§ Work to do:
Identify each line below that contains the word "Peak", and copy it out.

§ Data provided:
## Start

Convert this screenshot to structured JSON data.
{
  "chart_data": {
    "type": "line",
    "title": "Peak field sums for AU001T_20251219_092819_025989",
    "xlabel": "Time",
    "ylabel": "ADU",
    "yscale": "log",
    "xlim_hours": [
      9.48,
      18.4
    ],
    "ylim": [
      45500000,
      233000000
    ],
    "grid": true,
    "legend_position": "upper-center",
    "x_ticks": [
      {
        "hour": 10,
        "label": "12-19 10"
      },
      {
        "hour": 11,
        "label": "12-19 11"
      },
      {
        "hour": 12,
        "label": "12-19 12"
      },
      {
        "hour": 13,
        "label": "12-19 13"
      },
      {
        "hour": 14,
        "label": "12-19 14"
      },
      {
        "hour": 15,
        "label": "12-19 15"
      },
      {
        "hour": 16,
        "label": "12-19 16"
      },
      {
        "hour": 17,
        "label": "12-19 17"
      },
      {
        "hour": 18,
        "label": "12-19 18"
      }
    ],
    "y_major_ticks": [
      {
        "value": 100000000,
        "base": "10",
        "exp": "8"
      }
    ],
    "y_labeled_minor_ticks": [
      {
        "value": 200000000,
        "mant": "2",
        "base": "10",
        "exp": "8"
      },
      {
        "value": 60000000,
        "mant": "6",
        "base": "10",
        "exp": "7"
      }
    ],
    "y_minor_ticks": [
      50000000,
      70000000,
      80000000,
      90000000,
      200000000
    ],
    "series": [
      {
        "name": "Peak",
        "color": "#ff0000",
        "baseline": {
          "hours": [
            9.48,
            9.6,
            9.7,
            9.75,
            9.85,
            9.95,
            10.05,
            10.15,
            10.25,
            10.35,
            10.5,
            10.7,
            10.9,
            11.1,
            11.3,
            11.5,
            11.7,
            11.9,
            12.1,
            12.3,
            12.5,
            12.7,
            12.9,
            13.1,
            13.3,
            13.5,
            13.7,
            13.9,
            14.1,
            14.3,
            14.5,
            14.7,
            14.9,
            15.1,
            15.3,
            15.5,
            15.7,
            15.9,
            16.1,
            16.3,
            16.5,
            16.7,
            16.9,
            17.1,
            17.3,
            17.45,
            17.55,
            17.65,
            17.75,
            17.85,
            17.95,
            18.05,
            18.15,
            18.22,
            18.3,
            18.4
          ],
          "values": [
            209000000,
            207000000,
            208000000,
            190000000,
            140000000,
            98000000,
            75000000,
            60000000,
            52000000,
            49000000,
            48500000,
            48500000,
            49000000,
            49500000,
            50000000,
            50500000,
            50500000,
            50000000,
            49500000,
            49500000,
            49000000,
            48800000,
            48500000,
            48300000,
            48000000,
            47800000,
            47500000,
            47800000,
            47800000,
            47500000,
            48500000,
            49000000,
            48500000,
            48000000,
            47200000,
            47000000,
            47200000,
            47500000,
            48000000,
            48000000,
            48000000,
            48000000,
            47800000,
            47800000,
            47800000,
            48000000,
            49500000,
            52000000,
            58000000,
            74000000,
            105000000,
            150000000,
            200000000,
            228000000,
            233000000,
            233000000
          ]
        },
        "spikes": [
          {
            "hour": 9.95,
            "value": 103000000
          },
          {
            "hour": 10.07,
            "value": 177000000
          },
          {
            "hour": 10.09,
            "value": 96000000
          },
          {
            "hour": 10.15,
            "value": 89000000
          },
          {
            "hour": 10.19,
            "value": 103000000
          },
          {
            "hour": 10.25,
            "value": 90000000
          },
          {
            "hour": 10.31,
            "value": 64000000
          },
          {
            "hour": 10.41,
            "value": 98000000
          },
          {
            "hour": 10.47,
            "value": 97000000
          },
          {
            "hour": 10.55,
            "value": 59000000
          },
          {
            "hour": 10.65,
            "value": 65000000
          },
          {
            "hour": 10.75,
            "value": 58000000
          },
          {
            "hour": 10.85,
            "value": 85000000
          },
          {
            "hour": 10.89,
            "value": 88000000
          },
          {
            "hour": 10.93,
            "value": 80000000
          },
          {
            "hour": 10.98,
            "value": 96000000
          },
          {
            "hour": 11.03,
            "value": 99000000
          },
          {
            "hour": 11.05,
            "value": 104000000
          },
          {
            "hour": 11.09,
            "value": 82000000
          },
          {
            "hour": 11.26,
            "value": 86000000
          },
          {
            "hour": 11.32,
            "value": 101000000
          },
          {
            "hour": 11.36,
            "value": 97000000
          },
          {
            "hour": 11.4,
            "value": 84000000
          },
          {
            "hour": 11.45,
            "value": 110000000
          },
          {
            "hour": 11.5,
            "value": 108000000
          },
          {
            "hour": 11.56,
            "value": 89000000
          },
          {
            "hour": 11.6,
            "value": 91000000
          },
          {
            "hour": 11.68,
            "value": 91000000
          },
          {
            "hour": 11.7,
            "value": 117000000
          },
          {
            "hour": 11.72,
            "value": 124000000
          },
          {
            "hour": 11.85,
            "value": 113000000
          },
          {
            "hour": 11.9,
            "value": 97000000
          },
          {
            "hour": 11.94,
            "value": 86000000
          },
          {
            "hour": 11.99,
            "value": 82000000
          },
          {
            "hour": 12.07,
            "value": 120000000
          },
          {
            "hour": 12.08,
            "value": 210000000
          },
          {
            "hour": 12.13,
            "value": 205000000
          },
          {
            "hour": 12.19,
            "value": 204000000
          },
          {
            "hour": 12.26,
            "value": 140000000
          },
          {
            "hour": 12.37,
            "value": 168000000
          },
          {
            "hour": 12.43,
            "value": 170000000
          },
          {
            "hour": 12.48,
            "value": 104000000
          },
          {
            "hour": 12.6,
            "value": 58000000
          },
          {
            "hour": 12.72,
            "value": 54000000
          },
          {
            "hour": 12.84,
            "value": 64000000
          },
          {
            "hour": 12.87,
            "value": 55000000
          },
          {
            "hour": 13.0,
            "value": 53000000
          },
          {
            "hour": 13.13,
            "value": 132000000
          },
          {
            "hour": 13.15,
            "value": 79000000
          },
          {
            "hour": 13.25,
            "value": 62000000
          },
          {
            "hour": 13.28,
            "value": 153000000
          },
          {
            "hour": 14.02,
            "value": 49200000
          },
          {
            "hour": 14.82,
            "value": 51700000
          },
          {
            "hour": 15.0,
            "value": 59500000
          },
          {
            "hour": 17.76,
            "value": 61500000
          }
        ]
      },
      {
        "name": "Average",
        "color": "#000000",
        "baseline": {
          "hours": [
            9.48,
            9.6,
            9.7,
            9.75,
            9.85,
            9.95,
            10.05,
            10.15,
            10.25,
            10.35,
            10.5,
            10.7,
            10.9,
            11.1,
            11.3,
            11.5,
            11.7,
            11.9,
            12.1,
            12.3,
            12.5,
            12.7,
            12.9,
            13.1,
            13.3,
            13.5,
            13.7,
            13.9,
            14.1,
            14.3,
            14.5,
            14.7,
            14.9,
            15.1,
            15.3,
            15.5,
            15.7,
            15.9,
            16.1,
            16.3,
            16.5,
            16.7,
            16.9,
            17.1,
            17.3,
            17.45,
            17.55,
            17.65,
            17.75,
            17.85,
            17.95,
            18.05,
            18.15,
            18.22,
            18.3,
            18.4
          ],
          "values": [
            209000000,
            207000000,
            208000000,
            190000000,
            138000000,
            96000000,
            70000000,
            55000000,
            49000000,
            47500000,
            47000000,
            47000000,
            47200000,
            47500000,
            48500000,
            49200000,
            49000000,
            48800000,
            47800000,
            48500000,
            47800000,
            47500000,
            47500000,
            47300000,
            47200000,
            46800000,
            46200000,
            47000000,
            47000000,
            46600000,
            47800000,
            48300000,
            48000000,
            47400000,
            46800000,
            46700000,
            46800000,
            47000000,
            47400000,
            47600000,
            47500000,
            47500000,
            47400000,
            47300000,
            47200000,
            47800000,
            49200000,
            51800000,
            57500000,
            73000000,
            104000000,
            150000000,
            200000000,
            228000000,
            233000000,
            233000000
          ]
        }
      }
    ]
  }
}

## End

§ In response:
    "title": "Peak field sums for AU001T_20251219_092819_025989",
        "name": "Peak",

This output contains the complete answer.